[WRITTEN INSTRUCTION]
Count every line of the material that holds the string "vody". Respond with the total only.

===== MATERIAL =====

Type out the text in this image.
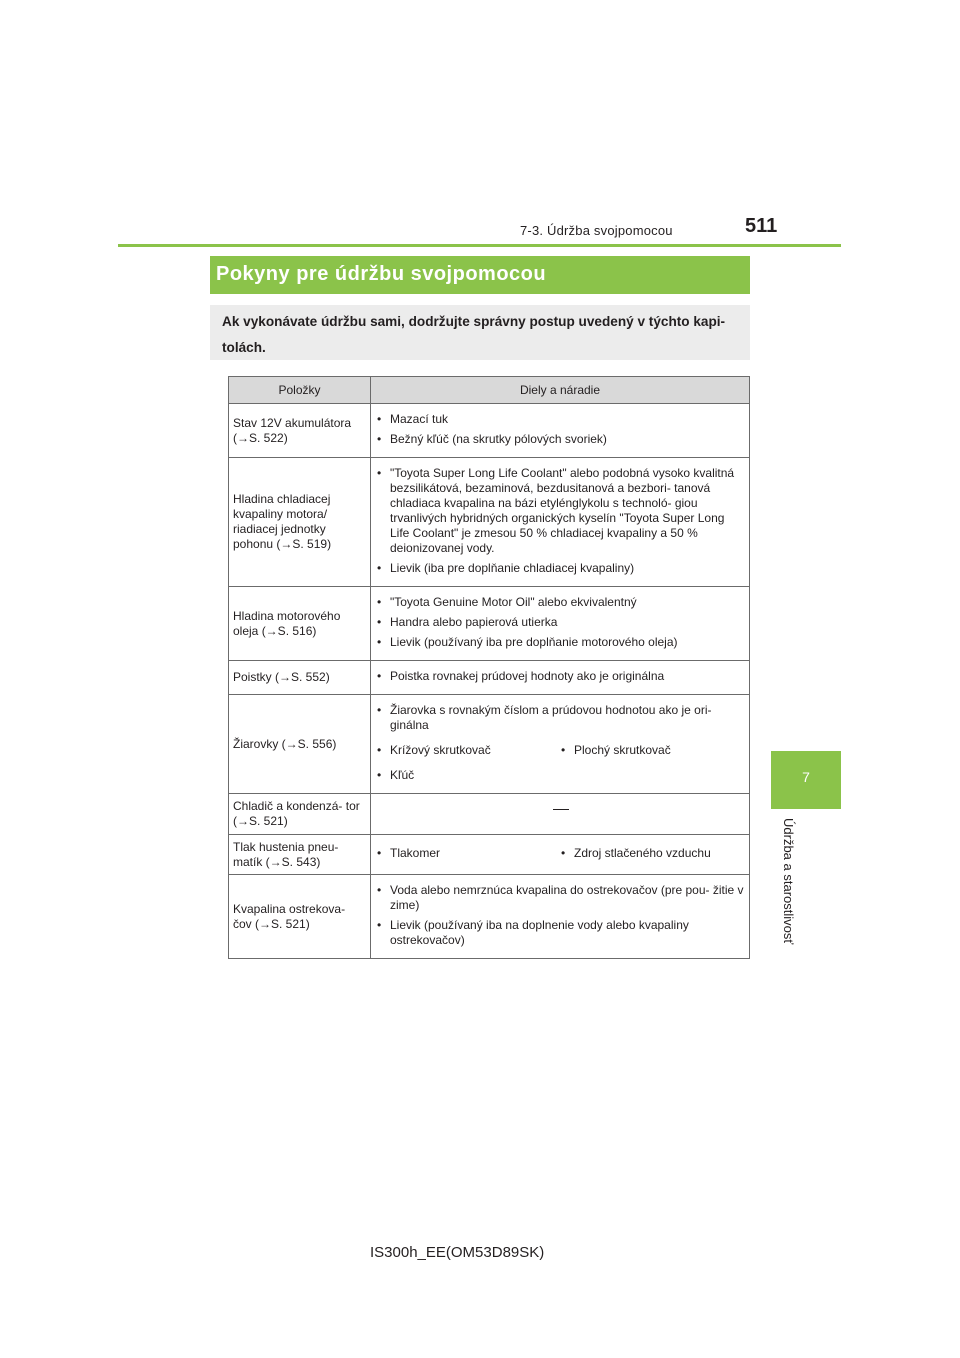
7-3. Údržba svojpomocou	511
7
Údržba a starostlivosť
Pokyny pre údržbu svojpomocou
Ak vykonávate údržbu sami, dodržujte správny postup uvedený v týchto kapi- tolách.
Položky	Diely a náradie
Stav 12V akumulátora (→S. 522)	• Mazací tuk
• Bežný kľúč (na skrutky pólových svoriek)

Hladina chladiacej kvapaliny motora/ riadiacej jednotky pohonu (→S. 519)	• "Toyota Super Long Life Coolant" alebo podobná vysoko kvalitná bezsilikátová, bezaminová, bezdusitanová a bezbori- tanová chladiaca kvapalina na bázi etylénglykolu s technoló- giou trvanlivých hybridných organických kyselín "Toyota Super Long Life Coolant" je zmesou 50 % chladiacej kvapaliny a 50 % deionizovanej vody.
• Lievik (iba pre doplňanie chladiacej kvapaliny)

Hladina motorového oleja (→S. 516)	• "Toyota Genuine Motor Oil" alebo ekvivalentný
• Handra alebo papierová utierka
• Lievik (používaný iba pre doplňanie motorového oleja)

Poistky (→S. 552)	• Poistka rovnakej prúdovej hodnoty ako je originálna

Žiarovky (→S. 556)	• Žiarovka s rovnakým číslom a prúdovou hodnotou ako je ori- ginálna
• Krížový skrutkovač • Plochý skrutkovač
• Kľúč

Chladič a kondenzá- tor (→S. 521)	

Tlak hustenia pneu- matík (→S. 543)	• Tlakomer • Zdroj stlačeného vzduchu

Kvapalina ostrekova- čov (→S. 521)	• Voda alebo nemrznúca kvapalina do ostrekovačov (pre pou- žitie v zime)
• Lievik (používaný iba na doplnenie vody alebo kvapaliny ostrekovačov)
IS300h_EE(OM53D89SK)
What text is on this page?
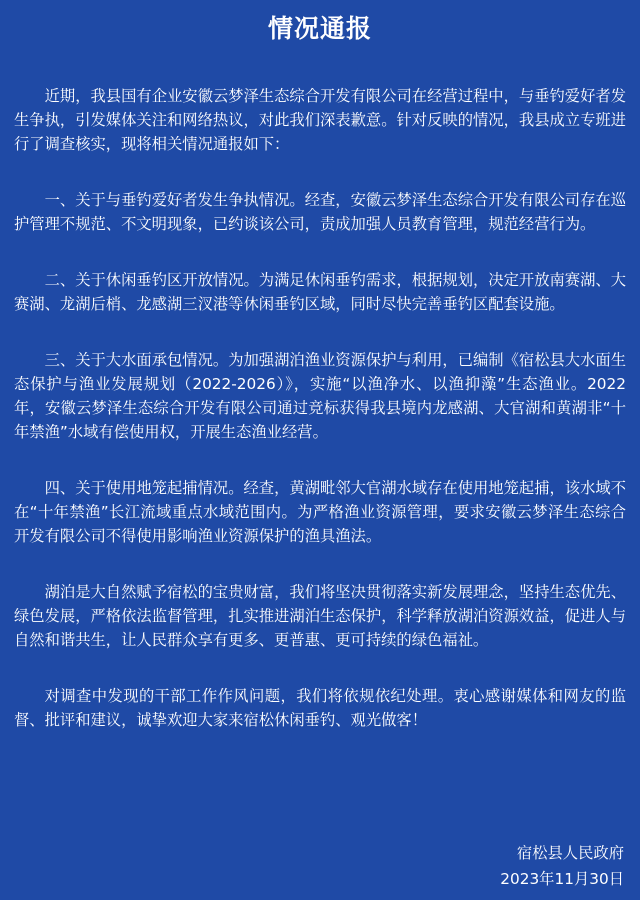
情况通报

近期，我县国有企业安徽云梦泽生态综合开发有限公司在经营过程中，与垂钓爱好者发生争执，引发媒体关注和网络热议，对此我们深表歉意。针对反映的情况，我县成立专班进行了调查核实，现将相关情况通报如下：

一、关于与垂钓爱好者发生争执情况。经查，安徽云梦泽生态综合开发有限公司存在巡护管理不规范、不文明现象，已约谈该公司，责成加强人员教育管理，规范经营行为。

二、关于休闲垂钓区开放情况。为满足休闲垂钓需求，根据规划，决定开放南赛湖、大赛湖、龙湖后梢、龙感湖三汊港等休闲垂钓区域，同时尽快完善垂钓区配套设施。

三、关于大水面承包情况。为加强湖泊渔业资源保护与利用，已编制《宿松县大水面生态保护与渔业发展规划（2022-2026）》，实施“以渔净水、以渔抑藻”生态渔业。2022年，安徽云梦泽生态综合开发有限公司通过竞标获得我县境内龙感湖、大官湖和黄湖非“十年禁渔”水域有偿使用权，开展生态渔业经营。

四、关于使用地笼起捕情况。经查，黄湖毗邻大官湖水域存在使用地笼起捕，该水域不在“十年禁渔”长江流域重点水域范围内。为严格渔业资源管理，要求安徽云梦泽生态综合开发有限公司不得使用影响渔业资源保护的渔具渔法。

湖泊是大自然赋予宿松的宝贵财富，我们将坚决贯彻落实新发展理念，坚持生态优先、绿色发展，严格依法监督管理，扎实推进湖泊生态保护，科学释放湖泊资源效益，促进人与自然和谐共生，让人民群众享有更多、更普惠、更可持续的绿色福祉。

对调查中发现的干部工作作风问题，我们将依规依纪处理。衷心感谢媒体和网友的监督、批评和建议，诚挚欢迎大家来宿松休闲垂钓、观光做客！

宿松县人民政府
2023年11月30日
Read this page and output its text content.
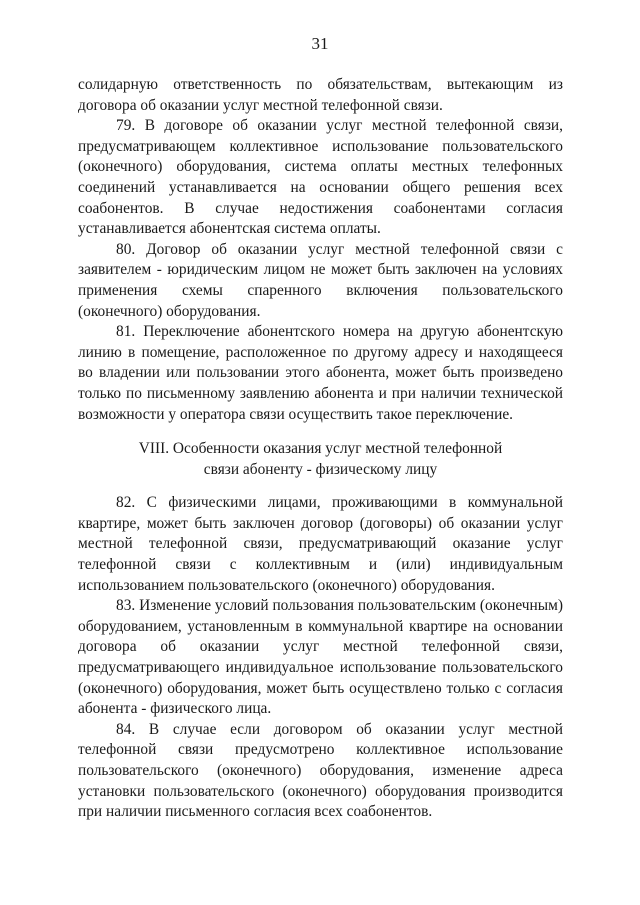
31

солидарную ответственность по обязательствам, вытекающим из договора об оказании услуг местной телефонной связи.

79. В договоре об оказании услуг местной телефонной связи, предусматривающем коллективное использование пользовательского (оконечного) оборудования, система оплаты местных телефонных соединений устанавливается на основании общего решения всех соабонентов. В случае недостижения соабонентами согласия устанавливается абонентская система оплаты.

80. Договор об оказании услуг местной телефонной связи с заявителем - юридическим лицом не может быть заключен на условиях применения схемы спаренного включения пользовательского (оконечного) оборудования.

81. Переключение абонентского номера на другую абонентскую линию в помещение, расположенное по другому адресу и находящееся во владении или пользовании этого абонента, может быть произведено только по письменному заявлению абонента и при наличии технической возможности у оператора связи осуществить такое переключение.

VIII. Особенности оказания услуг местной телефонной
связи абоненту - физическому лицу

82. С физическими лицами, проживающими в коммунальной квартире, может быть заключен договор (договоры) об оказании услуг местной телефонной связи, предусматривающий оказание услуг телефонной связи с коллективным и (или) индивидуальным использованием пользовательского (оконечного) оборудования.

83. Изменение условий пользования пользовательским (оконечным) оборудованием, установленным в коммунальной квартире на основании договора об оказании услуг местной телефонной связи, предусматривающего индивидуальное использование пользовательского (оконечного) оборудования, может быть осуществлено только с согласия абонента - физического лица.

84. В случае если договором об оказании услуг местной телефонной связи предусмотрено коллективное использование пользовательского (оконечного) оборудования, изменение адреса установки пользовательского (оконечного) оборудования производится при наличии письменного согласия всех соабонентов.
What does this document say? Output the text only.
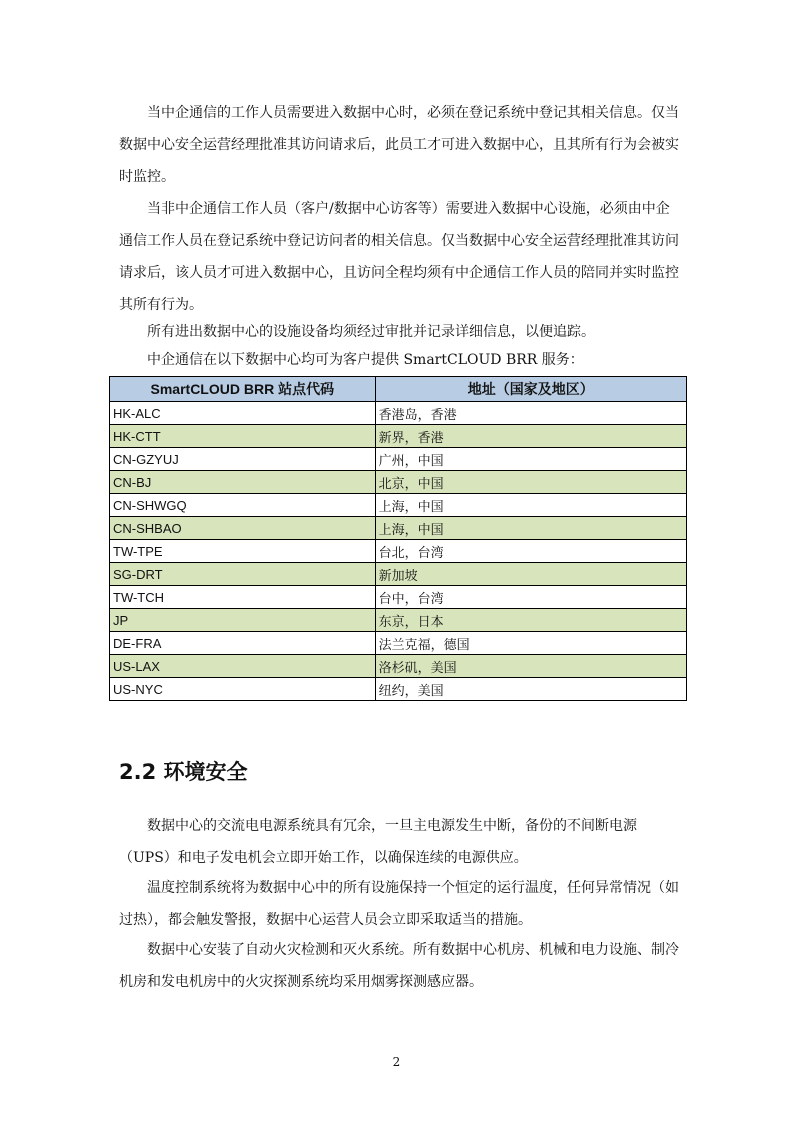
当中企通信的工作人员需要进入数据中心时，必须在登记系统中登记其相关信息。仅当数据中心安全运营经理批准其访问请求后，此员工才可进入数据中心，且其所有行为会被实时监控。

当非中企通信工作人员（客户/数据中心访客等）需要进入数据中心设施，必须由中企通信工作人员在登记系统中登记访问者的相关信息。仅当数据中心安全运营经理批准其访问请求后，该人员才可进入数据中心，且访问全程均须有中企通信工作人员的陪同并实时监控其所有行为。

所有进出数据中心的设施设备均须经过审批并记录详细信息，以便追踪。

中企通信在以下数据中心均可为客户提供 SmartCLOUD BRR 服务：

SmartCLOUD BRR 站点代码	地址（国家及地区）
HK-ALC	香港岛，香港
HK-CTT	新界，香港
CN-GZYUJ	广州，中国
CN-BJ	北京，中国
CN-SHWGQ	上海，中国
CN-SHBAO	上海，中国
TW-TPE	台北，台湾
SG-DRT	新加坡
TW-TCH	台中，台湾
JP	东京，日本
DE-FRA	法兰克福，德国
US-LAX	洛杉矶，美国
US-NYC	纽约，美国
2.2 环境安全

数据中心的交流电电源系统具有冗余，一旦主电源发生中断，备份的不间断电源（UPS）和电子发电机会立即开始工作，以确保连续的电源供应。

温度控制系统将为数据中心中的所有设施保持一个恒定的运行温度，任何异常情况（如过热），都会触发警报，数据中心运营人员会立即采取适当的措施。

数据中心安装了自动火灾检测和灭火系统。所有数据中心机房、机械和电力设施、制冷机房和发电机房中的火灾探测系统均采用烟雾探测感应器。

2
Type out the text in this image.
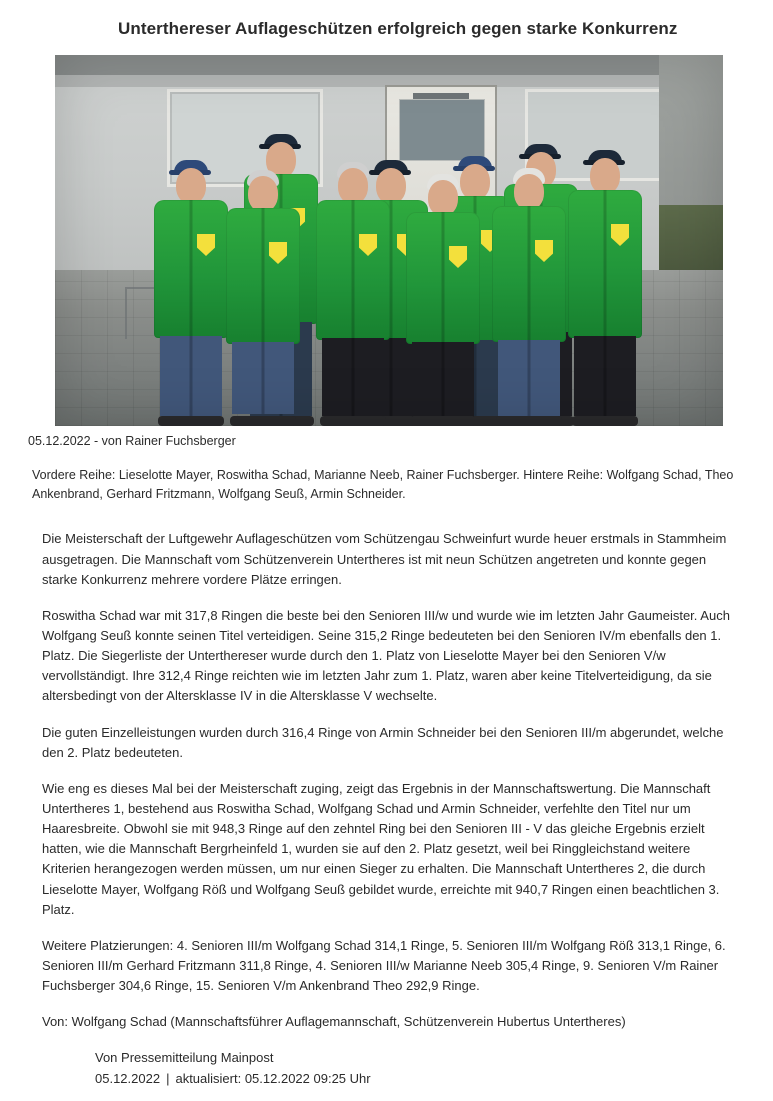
Unterthereser Auflageschützen erfolgreich gegen starke Konkurrenz
05.12.2022 - von Rainer Fuchsberger
Vordere Reihe: Lieselotte Mayer, Roswitha Schad, Marianne Neeb, Rainer Fuchsberger. Hintere Reihe: Wolfgang Schad, Theo Ankenbrand, Gerhard Fritzmann, Wolfgang Seuß, Armin Schneider.

Die Meisterschaft der Luftgewehr Auflageschützen vom Schützengau Schweinfurt wurde heuer erstmals in Stammheim ausgetragen. Die Mannschaft vom Schützenverein Untertheres ist mit neun Schützen angetreten und konnte gegen starke Konkurrenz mehrere vordere Plätze erringen.

Roswitha Schad war mit 317,8 Ringen die beste bei den Senioren III/w und wurde wie im letzten Jahr Gaumeister. Auch Wolfgang Seuß konnte seinen Titel verteidigen. Seine 315,2 Ringe bedeuteten bei den Senioren IV/m ebenfalls den 1. Platz. Die Siegerliste der Unterthereser wurde durch den 1. Platz von Lieselotte Mayer bei den Senioren V/w vervollständigt. Ihre 312,4 Ringe reichten wie im letzten Jahr zum 1. Platz, waren aber keine Titelverteidigung, da sie altersbedingt von der Altersklasse IV in die Altersklasse V wechselte.

Die guten Einzelleistungen wurden durch 316,4 Ringe von Armin Schneider bei den Senioren III/m abgerundet, welche den 2. Platz bedeuteten.

Wie eng es dieses Mal bei der Meisterschaft zuging, zeigt das Ergebnis in der Mannschaftswertung. Die Mannschaft Untertheres 1, bestehend aus Roswitha Schad, Wolfgang Schad und Armin Schneider, verfehlte den Titel nur um Haaresbreite. Obwohl sie mit 948,3 Ringe auf den zehntel Ring bei den Senioren III - V das gleiche Ergebnis erzielt hatten, wie die Mannschaft Bergrheinfeld 1, wurden sie auf den 2. Platz gesetzt, weil bei Ringgleichstand weitere Kriterien herangezogen werden müssen, um nur einen Sieger zu erhalten. Die Mannschaft Untertheres 2, die durch Lieselotte Mayer, Wolfgang Röß und Wolfgang Seuß gebildet wurde, erreichte mit 940,7 Ringen einen beachtlichen 3. Platz.

Weitere Platzierungen: 4. Senioren III/m Wolfgang Schad 314,1 Ringe, 5. Senioren III/m Wolfgang Röß 313,1 Ringe, 6. Senioren III/m Gerhard Fritzmann 311,8 Ringe, 4. Senioren III/w Marianne Neeb 305,4 Ringe, 9. Senioren V/m Rainer Fuchsberger 304,6 Ringe, 15. Senioren V/m Ankenbrand Theo 292,9 Ringe.

Von: Wolfgang Schad (Mannschaftsführer Auflagemannschaft, Schützenverein Hubertus Untertheres)

Von Pressemitteilung Mainpost
05.12.2022 | aktualisiert: 05.12.2022 09:25 Uhr
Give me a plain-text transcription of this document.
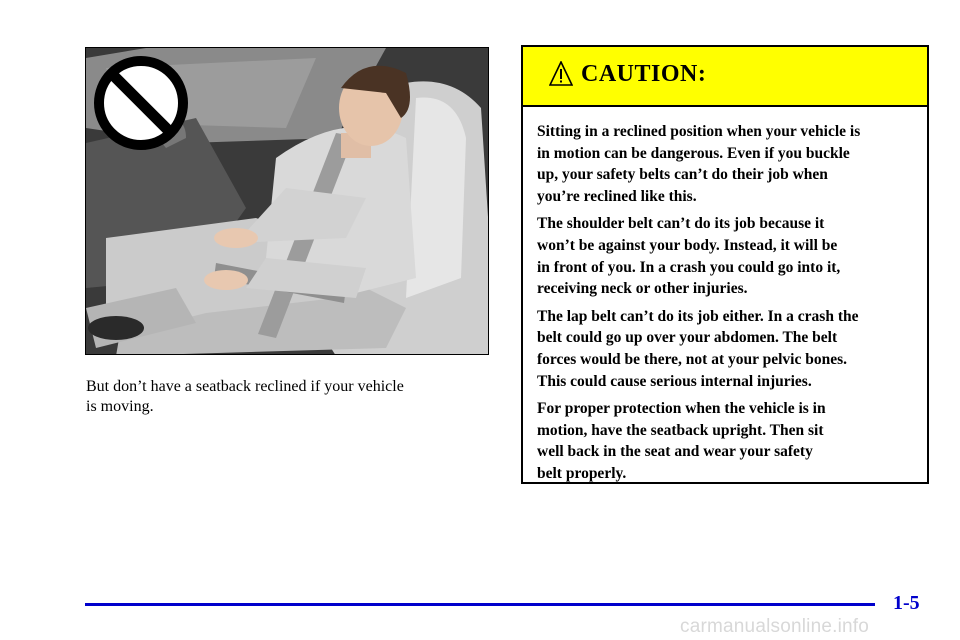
But don’t have a seatback reclined if your vehicle
is moving.
CAUTION:

Sitting in a reclined position when your vehicle is
in motion can be dangerous. Even if you buckle
up, your safety belts can’t do their job when
you’re reclined like this.

The shoulder belt can’t do its job because it
won’t be against your body. Instead, it will be
in front of you. In a crash you could go into it,
receiving neck or other injuries.

The lap belt can’t do its job either. In a crash the
belt could go up over your abdomen. The belt
forces would be there, not at your pelvic bones.
This could cause serious internal injuries.

For proper protection when the vehicle is in
motion, have the seatback upright. Then sit
well back in the seat and wear your safety
belt properly.

1-5
carmanualsonline.info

=====

[THE RESULT]
2